(Data listing)
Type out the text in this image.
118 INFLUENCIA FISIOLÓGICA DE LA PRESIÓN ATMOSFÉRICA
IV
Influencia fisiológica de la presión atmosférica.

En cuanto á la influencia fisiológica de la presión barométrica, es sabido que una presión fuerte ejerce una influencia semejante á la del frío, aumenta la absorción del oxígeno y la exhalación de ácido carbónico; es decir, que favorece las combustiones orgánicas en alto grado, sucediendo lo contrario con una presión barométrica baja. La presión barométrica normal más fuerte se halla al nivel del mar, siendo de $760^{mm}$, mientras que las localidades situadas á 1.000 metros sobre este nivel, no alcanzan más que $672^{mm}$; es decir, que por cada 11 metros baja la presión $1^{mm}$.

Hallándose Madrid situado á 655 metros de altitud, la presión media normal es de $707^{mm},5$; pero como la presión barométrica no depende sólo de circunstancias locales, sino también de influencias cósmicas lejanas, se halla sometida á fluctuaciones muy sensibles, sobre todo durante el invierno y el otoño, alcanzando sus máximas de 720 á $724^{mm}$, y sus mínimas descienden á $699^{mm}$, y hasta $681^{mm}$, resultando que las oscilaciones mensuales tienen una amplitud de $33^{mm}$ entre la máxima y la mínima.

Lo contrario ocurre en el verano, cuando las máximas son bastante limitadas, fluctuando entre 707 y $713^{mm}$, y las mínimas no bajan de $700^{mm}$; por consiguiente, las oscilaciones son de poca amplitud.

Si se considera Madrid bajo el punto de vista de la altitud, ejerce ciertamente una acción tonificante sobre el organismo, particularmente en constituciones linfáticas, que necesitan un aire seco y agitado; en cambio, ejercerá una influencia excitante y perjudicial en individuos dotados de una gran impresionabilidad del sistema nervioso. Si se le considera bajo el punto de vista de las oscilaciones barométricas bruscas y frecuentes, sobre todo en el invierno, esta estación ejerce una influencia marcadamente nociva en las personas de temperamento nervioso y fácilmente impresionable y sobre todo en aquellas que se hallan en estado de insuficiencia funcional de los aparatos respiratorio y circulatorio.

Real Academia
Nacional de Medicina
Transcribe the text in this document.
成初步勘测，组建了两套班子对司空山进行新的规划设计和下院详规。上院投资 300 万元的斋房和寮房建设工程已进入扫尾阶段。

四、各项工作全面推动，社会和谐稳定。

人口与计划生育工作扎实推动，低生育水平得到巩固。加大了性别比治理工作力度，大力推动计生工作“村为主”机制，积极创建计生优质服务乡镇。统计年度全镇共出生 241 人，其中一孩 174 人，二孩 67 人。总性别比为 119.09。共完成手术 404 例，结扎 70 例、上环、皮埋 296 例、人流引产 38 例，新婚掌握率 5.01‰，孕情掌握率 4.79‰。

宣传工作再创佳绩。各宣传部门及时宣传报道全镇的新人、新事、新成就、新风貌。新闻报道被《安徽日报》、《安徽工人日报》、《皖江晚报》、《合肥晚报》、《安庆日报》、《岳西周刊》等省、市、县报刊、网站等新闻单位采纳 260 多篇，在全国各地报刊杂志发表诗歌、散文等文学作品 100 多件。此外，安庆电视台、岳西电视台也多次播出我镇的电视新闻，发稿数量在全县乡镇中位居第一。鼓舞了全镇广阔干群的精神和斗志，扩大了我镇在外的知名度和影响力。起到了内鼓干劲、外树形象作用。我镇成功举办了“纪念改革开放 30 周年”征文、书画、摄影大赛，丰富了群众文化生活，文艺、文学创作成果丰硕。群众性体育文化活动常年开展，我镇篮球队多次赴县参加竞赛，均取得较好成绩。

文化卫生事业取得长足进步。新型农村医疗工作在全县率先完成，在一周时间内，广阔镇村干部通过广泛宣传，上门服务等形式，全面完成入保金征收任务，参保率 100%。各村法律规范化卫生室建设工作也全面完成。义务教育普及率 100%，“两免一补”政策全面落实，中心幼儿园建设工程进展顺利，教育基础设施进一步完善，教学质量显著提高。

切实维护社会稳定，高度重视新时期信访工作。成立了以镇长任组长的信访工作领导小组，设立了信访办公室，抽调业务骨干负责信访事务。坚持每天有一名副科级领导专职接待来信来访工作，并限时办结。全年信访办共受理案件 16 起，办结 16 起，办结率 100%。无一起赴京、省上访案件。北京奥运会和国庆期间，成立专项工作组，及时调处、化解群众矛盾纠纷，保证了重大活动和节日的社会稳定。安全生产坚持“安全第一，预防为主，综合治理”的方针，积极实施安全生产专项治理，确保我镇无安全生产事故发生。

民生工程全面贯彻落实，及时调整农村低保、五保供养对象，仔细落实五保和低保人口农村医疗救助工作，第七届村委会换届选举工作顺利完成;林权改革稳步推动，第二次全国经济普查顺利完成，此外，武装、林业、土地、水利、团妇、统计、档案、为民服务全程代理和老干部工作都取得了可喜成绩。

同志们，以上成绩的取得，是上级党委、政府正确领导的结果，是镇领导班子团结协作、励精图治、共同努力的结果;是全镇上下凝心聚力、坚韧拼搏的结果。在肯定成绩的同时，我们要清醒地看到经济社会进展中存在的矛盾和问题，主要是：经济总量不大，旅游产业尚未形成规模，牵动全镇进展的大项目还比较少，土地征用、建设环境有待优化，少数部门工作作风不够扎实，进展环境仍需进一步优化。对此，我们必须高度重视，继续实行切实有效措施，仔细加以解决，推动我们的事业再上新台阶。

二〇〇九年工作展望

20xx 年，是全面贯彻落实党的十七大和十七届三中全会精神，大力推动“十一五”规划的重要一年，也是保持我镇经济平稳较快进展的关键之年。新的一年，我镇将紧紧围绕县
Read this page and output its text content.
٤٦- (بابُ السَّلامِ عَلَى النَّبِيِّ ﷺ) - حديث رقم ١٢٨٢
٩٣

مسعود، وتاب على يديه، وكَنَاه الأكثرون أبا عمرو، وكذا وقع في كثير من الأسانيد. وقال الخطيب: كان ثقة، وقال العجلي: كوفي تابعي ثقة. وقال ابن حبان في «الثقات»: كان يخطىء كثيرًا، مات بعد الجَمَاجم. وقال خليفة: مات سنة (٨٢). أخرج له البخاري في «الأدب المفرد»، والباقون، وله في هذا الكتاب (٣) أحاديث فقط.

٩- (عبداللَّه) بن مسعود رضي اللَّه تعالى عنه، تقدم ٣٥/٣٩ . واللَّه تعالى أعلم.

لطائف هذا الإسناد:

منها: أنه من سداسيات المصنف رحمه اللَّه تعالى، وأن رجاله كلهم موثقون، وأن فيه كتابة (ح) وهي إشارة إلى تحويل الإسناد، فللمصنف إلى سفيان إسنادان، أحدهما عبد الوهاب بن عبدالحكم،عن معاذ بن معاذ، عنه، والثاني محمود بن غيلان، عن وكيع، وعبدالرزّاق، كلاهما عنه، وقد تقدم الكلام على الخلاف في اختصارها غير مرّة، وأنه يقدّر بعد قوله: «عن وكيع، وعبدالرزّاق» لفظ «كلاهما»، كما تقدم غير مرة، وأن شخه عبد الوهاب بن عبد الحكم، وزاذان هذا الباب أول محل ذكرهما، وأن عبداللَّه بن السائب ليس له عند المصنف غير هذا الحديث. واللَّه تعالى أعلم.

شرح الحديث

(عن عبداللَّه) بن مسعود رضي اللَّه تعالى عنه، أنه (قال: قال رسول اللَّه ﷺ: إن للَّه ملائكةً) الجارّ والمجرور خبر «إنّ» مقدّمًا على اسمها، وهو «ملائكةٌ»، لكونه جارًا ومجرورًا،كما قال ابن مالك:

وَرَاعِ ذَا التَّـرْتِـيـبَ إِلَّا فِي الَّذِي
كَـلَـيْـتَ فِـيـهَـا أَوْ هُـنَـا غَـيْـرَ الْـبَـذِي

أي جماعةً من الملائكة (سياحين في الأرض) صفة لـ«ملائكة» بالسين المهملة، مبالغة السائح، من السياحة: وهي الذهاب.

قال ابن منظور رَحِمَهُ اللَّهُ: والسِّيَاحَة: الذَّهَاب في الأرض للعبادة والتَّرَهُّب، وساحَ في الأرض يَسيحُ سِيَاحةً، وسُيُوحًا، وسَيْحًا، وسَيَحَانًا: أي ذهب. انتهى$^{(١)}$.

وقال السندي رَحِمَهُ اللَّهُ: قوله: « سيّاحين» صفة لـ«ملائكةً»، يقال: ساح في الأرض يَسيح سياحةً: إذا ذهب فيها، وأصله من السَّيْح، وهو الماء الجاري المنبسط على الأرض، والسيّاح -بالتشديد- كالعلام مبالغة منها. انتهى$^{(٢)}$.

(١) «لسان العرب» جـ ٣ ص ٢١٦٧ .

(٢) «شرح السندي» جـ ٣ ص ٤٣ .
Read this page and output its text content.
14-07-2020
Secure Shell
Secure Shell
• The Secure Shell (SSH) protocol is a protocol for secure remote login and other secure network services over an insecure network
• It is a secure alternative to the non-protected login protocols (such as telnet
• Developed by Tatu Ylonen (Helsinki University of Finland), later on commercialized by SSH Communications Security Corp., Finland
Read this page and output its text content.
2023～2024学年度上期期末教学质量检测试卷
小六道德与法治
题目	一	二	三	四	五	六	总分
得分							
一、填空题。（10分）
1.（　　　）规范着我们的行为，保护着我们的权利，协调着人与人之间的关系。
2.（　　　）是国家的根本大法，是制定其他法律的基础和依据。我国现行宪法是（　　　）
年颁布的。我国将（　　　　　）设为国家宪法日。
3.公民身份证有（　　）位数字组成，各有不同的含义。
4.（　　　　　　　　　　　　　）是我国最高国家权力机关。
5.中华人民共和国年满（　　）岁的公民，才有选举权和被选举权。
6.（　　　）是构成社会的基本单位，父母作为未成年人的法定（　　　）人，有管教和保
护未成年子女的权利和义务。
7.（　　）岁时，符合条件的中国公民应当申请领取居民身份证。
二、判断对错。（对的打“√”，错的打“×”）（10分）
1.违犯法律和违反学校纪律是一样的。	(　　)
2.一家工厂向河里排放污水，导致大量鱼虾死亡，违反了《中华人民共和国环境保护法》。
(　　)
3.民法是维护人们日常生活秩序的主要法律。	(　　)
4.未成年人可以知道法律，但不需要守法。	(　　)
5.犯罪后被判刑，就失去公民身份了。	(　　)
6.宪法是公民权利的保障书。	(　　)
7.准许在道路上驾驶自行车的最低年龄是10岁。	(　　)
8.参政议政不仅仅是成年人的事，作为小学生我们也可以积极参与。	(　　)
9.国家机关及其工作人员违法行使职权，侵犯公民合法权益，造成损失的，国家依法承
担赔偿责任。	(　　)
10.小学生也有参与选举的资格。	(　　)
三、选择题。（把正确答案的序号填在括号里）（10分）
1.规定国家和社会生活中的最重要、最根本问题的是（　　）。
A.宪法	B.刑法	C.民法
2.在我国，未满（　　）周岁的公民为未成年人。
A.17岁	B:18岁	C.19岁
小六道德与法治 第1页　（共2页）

◆ **What the exercise asks**
Check the data for the word "الإسناد" and pull out the lines that have it.

◆ **Response below**
لطائف هذا الإسناد:
منها: أنه من سداسيات المصنف رحمه اللَّه تعالى، وأن رجاله كلهم موثقون، وأن فيه كتابة (ح) وهي إشارة إلى تحويل الإسناد، فللمصنف إلى سفيان إسنادان، أحدهما عبد الوهاب بن عبدالحكم،عن معاذ بن معاذ، عنه، والثاني محمود بن غيلان، عن وكيع، وعبدالرزّاق، كلاهما عنه، وقد تقدم الكلام على الخلاف في اختصارها غير مرّة، وأنه يقدّر بعد قوله: «عن وكيع، وعبدالرزّاق» لفظ «كلاهما»، كما تقدم غير مرة، وأن شخه عبد الوهاب بن عبد الحكم، وزاذان هذا الباب أول محل ذكرهما، وأن عبداللَّه بن السائب ليس له عند المصنف غير هذا الحديث. واللَّه تعالى أعلم.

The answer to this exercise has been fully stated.